======== Input for this task ========

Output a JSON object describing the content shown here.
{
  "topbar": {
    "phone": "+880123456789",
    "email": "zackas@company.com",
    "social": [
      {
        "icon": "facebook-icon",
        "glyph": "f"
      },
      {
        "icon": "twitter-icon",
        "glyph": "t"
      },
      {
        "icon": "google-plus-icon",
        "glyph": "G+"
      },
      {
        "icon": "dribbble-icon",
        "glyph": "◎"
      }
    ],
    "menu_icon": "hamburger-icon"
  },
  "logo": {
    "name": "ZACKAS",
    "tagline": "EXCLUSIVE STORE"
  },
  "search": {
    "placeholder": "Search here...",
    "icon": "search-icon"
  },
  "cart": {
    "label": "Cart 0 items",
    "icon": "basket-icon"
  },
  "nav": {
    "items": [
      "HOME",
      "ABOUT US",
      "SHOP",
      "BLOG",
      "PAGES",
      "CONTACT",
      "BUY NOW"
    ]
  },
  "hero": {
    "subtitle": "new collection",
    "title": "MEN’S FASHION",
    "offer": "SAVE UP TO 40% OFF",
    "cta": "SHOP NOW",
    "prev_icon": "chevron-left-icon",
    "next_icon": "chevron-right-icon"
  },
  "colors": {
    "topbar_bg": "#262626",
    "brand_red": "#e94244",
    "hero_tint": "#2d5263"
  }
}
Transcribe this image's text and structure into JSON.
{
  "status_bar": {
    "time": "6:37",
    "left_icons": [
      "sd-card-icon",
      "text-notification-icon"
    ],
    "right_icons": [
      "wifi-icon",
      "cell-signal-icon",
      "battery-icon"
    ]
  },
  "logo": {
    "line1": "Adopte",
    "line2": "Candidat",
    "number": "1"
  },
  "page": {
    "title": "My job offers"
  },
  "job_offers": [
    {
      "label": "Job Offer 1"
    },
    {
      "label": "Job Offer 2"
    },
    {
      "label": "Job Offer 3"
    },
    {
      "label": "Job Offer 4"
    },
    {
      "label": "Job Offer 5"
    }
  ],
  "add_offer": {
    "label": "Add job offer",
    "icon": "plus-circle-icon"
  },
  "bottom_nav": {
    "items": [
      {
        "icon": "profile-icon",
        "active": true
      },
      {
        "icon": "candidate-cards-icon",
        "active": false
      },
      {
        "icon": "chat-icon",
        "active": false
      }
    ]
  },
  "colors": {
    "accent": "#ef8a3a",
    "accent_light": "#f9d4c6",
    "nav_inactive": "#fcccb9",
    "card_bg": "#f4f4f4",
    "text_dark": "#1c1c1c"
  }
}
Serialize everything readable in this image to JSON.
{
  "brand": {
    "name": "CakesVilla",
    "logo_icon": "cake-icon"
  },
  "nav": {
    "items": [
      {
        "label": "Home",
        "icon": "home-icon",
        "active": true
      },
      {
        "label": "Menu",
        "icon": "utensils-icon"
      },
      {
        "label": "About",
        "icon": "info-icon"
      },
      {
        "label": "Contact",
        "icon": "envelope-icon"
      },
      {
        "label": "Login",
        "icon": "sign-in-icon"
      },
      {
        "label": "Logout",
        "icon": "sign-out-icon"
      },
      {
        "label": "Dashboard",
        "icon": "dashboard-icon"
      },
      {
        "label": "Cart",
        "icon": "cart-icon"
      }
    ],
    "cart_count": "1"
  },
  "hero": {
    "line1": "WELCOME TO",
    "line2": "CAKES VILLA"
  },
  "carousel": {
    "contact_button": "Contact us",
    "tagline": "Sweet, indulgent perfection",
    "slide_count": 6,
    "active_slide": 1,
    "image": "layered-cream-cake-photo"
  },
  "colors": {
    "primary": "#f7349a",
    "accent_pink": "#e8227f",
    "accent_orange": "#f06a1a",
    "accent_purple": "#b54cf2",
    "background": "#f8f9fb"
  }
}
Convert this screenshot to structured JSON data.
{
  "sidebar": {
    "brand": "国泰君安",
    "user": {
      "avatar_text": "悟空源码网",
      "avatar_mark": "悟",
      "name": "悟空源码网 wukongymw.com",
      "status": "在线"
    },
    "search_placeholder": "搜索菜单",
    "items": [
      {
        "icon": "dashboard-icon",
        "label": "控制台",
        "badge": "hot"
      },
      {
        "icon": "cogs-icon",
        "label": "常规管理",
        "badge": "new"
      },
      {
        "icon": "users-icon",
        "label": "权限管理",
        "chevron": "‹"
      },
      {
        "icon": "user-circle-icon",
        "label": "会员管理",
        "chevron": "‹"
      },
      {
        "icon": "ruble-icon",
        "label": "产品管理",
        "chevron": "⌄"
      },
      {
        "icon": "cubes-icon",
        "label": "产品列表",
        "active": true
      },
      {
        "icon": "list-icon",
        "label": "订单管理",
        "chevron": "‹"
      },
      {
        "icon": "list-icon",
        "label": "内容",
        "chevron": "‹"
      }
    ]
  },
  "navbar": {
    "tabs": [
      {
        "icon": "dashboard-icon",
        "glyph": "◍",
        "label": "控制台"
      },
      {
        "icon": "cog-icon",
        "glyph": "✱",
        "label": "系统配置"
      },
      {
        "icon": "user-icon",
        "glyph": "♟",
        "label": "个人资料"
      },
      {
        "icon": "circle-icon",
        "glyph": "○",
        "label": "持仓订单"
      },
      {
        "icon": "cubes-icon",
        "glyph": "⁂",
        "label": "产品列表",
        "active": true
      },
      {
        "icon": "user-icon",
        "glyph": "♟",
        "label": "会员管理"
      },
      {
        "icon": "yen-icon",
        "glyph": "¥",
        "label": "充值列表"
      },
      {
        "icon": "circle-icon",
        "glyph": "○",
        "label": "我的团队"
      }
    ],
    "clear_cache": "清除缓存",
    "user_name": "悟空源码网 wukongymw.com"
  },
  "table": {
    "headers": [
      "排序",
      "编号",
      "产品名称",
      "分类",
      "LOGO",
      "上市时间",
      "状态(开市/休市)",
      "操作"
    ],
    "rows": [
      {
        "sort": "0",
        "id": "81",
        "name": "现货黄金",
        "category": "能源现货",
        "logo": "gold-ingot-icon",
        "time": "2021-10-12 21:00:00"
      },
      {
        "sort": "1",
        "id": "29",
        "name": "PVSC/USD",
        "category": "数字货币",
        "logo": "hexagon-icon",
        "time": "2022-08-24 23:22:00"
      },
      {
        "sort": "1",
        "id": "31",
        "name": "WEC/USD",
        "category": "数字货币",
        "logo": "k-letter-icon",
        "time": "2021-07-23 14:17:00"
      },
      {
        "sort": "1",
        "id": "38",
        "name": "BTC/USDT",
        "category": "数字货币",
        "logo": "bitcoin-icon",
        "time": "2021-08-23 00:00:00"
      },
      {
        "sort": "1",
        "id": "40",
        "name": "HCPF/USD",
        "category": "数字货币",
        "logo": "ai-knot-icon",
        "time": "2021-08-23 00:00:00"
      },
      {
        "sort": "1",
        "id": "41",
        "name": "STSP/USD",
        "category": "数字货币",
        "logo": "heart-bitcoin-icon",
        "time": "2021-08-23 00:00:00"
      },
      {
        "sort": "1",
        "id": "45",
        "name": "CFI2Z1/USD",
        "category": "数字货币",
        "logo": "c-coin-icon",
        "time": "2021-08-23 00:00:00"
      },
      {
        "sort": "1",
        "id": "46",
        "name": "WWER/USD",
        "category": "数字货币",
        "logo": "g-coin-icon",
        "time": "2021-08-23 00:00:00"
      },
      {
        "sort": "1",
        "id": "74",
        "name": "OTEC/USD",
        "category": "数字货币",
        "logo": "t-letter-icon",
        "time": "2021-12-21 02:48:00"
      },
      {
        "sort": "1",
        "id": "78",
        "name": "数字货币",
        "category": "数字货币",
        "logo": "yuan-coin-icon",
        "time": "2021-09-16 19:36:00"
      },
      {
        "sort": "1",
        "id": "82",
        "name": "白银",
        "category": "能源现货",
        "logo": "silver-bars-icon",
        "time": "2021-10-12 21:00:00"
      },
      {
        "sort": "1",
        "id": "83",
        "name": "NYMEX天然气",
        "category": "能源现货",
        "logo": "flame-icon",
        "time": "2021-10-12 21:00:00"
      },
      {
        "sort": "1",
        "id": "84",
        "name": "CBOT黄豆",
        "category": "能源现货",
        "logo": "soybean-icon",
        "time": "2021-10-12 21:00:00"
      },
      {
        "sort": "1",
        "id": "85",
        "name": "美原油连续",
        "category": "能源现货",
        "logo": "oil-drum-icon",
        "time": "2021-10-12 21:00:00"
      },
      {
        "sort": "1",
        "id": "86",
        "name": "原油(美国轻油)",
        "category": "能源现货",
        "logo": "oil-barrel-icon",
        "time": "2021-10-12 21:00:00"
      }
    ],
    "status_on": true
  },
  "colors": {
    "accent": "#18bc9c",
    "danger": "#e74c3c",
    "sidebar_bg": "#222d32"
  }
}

========

> [Problem description]: Each line in the entries above that includes the string "JSON" should be extracted.

> [The completed task]:
Output a JSON object describing the content shown here.
Transcribe this image's text and structure into JSON.
Serialize everything readable in this image to JSON.
Convert this screenshot to structured JSON data.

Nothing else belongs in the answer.